::: INFORMATION SUPPLIED :::

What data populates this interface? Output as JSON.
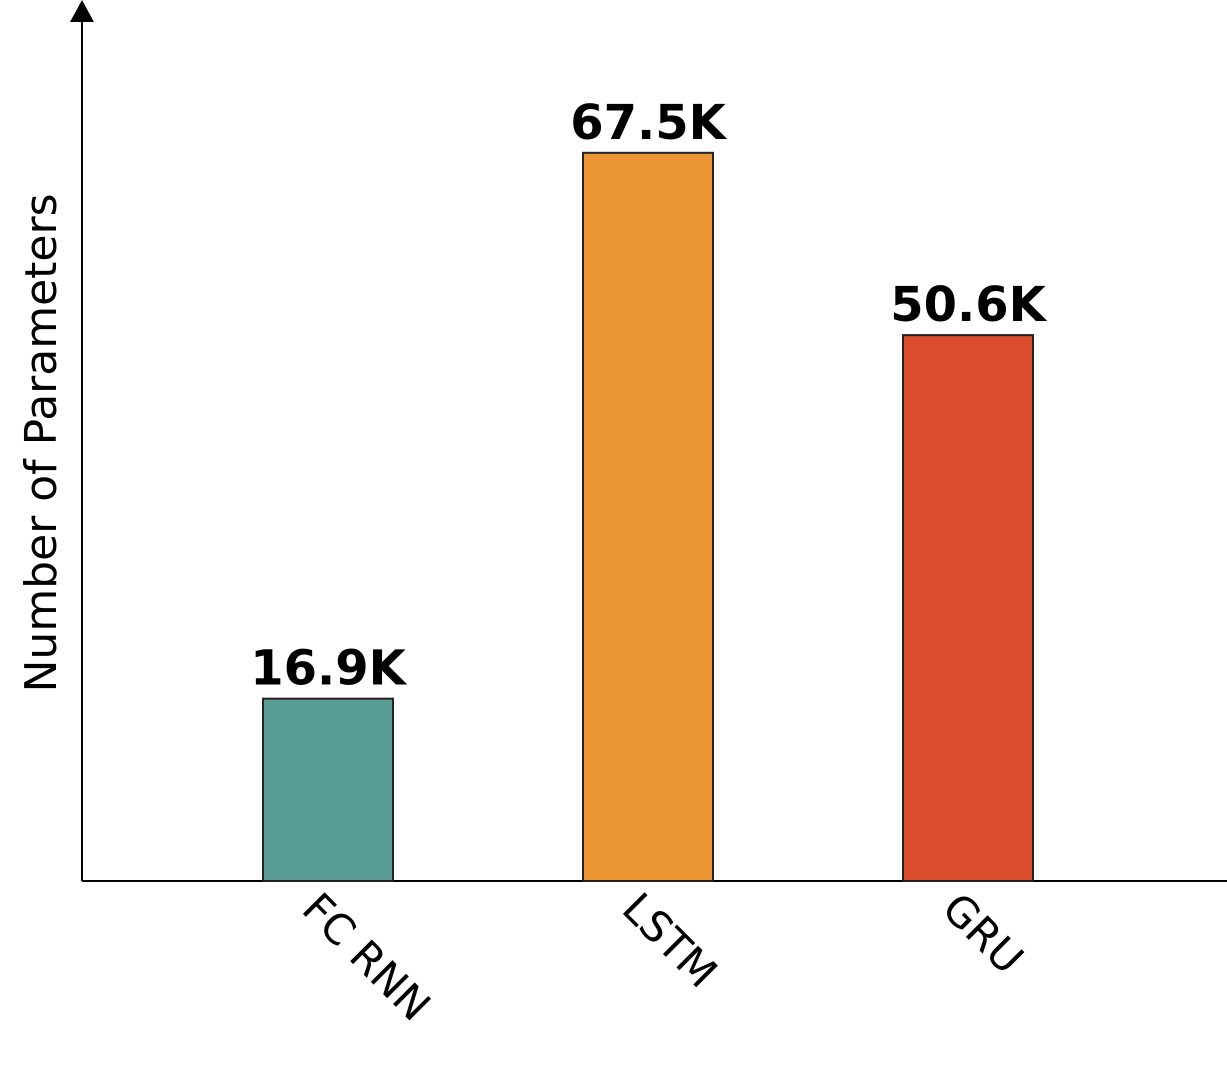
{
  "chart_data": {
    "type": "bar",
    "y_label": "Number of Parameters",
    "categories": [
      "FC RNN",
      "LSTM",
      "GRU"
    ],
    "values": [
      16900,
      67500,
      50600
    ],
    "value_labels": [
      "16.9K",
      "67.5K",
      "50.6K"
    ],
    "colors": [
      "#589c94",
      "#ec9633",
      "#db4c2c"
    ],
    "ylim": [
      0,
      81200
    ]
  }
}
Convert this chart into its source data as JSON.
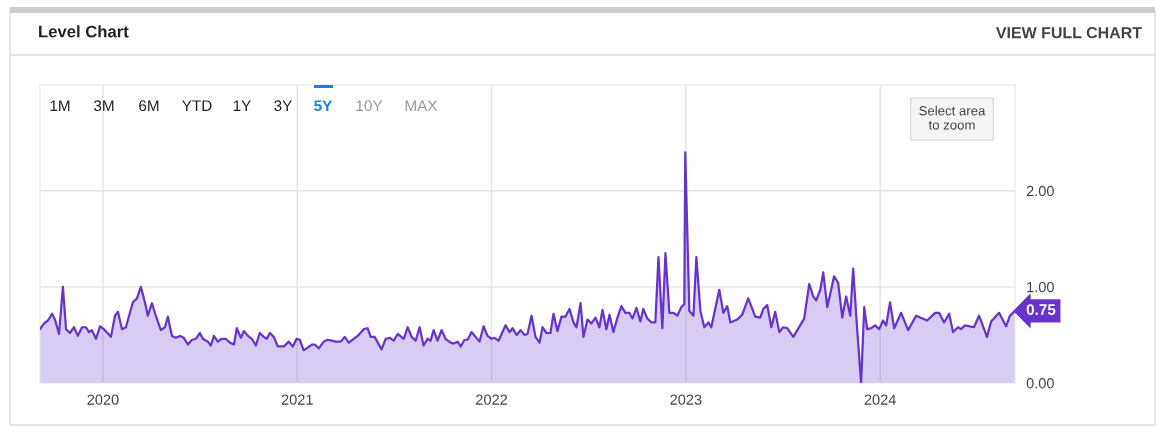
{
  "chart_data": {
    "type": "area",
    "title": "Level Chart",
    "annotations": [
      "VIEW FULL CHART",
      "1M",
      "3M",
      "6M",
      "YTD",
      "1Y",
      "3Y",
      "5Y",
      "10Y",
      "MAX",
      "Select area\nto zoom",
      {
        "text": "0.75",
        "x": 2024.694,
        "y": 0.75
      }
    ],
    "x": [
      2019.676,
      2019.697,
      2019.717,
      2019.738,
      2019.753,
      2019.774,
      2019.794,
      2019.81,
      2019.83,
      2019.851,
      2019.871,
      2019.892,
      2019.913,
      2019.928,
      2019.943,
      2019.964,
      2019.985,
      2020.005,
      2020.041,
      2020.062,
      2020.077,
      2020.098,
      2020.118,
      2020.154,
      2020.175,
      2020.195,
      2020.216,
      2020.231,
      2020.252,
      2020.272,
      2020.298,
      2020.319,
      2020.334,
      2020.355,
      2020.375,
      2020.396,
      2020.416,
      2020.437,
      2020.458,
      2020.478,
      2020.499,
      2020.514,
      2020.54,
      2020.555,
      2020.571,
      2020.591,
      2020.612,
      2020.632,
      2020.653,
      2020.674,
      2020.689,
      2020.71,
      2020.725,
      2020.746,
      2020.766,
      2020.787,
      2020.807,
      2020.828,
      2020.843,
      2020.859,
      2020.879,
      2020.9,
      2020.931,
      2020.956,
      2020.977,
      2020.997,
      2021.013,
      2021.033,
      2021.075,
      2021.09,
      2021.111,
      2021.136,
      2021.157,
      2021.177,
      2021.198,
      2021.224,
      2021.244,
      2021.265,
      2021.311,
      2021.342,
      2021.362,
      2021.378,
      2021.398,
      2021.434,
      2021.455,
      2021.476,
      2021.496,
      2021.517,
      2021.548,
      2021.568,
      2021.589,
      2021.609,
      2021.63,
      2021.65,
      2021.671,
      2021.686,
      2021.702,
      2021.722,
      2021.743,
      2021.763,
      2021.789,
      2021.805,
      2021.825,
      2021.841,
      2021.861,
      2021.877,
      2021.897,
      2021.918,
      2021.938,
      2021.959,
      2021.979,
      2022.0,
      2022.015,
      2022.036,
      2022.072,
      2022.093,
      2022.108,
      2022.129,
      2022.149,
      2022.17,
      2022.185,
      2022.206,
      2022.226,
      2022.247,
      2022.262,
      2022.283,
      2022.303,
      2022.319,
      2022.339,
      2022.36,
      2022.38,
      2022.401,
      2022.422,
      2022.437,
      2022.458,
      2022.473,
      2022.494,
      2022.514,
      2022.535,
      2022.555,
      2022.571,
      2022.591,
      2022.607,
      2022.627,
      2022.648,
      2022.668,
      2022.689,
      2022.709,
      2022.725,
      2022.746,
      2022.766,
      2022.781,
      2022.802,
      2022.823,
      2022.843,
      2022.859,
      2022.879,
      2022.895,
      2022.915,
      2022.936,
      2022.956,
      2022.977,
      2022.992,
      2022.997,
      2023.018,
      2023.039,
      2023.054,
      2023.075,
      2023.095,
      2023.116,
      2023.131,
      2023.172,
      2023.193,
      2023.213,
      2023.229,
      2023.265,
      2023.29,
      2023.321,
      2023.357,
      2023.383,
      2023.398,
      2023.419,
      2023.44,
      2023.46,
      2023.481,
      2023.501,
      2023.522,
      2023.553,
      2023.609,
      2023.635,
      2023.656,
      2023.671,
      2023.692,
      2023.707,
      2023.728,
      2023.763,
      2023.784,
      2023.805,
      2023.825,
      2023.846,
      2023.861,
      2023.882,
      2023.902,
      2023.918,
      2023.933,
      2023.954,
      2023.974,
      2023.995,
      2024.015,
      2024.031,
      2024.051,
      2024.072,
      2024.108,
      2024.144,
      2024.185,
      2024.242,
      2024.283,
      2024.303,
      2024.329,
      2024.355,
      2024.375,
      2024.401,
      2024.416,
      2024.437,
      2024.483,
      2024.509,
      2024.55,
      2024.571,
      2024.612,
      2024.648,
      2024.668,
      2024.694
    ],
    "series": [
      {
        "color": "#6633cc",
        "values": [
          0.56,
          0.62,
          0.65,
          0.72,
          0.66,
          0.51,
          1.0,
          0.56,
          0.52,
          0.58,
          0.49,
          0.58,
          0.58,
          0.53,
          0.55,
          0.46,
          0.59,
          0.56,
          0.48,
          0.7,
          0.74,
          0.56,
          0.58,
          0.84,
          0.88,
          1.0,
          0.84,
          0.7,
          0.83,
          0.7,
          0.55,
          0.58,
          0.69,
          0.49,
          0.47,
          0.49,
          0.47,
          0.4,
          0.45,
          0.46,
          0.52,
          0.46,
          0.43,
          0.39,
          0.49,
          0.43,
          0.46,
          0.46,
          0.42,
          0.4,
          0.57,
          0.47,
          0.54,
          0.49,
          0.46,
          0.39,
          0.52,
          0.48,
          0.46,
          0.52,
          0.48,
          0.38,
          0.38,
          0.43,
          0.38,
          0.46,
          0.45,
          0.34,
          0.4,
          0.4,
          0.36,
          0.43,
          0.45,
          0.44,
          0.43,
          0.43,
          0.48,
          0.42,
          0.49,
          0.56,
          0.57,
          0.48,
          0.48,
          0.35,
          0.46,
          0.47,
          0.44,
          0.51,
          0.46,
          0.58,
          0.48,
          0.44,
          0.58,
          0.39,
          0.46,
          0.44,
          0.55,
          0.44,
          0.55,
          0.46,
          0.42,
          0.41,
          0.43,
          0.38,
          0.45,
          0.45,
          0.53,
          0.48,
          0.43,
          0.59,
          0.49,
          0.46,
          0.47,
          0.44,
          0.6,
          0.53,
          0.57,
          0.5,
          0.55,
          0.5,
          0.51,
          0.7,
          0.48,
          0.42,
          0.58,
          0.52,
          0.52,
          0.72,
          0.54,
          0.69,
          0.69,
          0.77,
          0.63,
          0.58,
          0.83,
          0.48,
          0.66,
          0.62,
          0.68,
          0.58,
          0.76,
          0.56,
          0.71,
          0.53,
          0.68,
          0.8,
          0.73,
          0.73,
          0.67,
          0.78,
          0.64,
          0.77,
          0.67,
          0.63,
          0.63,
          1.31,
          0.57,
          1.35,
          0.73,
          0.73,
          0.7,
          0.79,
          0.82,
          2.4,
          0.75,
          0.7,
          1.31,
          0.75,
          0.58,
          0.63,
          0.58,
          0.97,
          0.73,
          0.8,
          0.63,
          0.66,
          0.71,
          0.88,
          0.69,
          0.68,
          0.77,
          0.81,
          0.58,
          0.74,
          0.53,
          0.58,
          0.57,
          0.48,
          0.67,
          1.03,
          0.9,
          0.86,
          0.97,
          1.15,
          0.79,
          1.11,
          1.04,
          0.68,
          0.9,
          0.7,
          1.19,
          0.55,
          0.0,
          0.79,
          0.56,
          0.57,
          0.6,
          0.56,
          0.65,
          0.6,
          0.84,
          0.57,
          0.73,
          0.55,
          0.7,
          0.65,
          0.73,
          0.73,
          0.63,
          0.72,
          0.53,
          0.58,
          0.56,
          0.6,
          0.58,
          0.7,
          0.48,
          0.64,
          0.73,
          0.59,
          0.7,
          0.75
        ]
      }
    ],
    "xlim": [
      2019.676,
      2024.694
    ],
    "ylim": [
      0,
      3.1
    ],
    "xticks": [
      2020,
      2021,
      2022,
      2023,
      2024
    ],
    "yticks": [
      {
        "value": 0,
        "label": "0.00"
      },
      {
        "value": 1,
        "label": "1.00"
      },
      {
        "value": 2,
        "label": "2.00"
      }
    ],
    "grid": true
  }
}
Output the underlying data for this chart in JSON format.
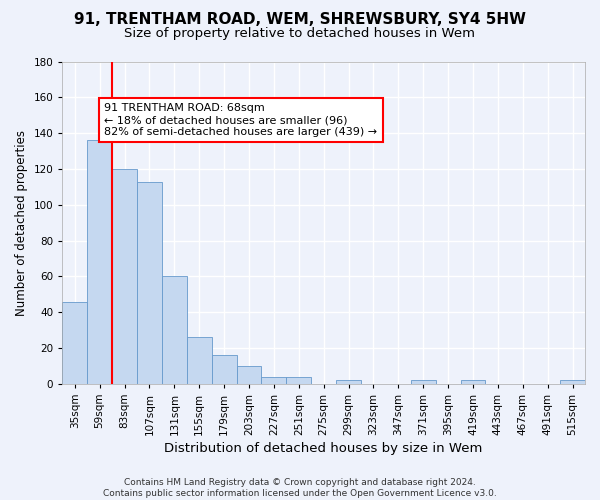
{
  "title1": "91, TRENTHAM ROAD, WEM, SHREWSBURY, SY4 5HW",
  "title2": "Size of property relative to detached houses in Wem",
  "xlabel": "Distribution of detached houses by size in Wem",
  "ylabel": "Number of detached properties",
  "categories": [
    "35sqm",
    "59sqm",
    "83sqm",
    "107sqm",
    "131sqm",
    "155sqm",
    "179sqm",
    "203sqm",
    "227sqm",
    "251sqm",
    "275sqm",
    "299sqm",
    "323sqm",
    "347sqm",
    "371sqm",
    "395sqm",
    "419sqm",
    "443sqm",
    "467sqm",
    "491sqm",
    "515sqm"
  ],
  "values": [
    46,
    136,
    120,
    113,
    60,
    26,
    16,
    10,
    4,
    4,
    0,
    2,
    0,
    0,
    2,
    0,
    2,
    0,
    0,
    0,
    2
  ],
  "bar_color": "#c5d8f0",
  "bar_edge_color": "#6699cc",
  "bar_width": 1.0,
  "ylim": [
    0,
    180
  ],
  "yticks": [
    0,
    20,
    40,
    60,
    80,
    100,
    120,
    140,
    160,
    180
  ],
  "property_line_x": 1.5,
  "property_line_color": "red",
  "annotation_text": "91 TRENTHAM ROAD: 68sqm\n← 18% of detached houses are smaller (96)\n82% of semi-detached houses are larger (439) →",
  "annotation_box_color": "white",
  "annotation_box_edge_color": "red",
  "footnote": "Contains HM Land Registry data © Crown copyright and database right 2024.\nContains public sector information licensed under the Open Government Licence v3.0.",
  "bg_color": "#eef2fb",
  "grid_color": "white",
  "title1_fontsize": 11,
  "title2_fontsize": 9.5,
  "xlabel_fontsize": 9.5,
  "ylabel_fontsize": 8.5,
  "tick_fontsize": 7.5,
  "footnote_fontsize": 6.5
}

:::

__WHAT YOU NEED TO DO__
Above are the records. Copy exactly, and only, the lines from the line containing "Output the underlying" through the last one, omitting any pictures.

__CORRECT ANSWER__
Output the underlying data for this chart in JSON format.
{
  "title1": "91, TRENTHAM ROAD, WEM, SHREWSBURY, SY4 5HW",
  "title2": "Size of property relative to detached houses in Wem",
  "xlabel": "Distribution of detached houses by size in Wem",
  "ylabel": "Number of detached properties",
  "categories": [
    "35sqm",
    "59sqm",
    "83sqm",
    "107sqm",
    "131sqm",
    "155sqm",
    "179sqm",
    "203sqm",
    "227sqm",
    "251sqm",
    "275sqm",
    "299sqm",
    "323sqm",
    "347sqm",
    "371sqm",
    "395sqm",
    "419sqm",
    "443sqm",
    "467sqm",
    "491sqm",
    "515sqm"
  ],
  "values": [
    46,
    136,
    120,
    113,
    60,
    26,
    16,
    10,
    4,
    4,
    0,
    2,
    0,
    0,
    2,
    0,
    2,
    0,
    0,
    0,
    2
  ],
  "bar_color": "#c5d8f0",
  "bar_edge_color": "#6699cc",
  "bar_width": 1.0,
  "ylim": [
    0,
    180
  ],
  "yticks": [
    0,
    20,
    40,
    60,
    80,
    100,
    120,
    140,
    160,
    180
  ],
  "property_line_x": 1.5,
  "property_line_color": "red",
  "annotation_text": "91 TRENTHAM ROAD: 68sqm\n← 18% of detached houses are smaller (96)\n82% of semi-detached houses are larger (439) →",
  "annotation_box_color": "white",
  "annotation_box_edge_color": "red",
  "footnote": "Contains HM Land Registry data © Crown copyright and database right 2024.\nContains public sector information licensed under the Open Government Licence v3.0.",
  "bg_color": "#eef2fb",
  "grid_color": "white",
  "title1_fontsize": 11,
  "title2_fontsize": 9.5,
  "xlabel_fontsize": 9.5,
  "ylabel_fontsize": 8.5,
  "tick_fontsize": 7.5,
  "footnote_fontsize": 6.5
}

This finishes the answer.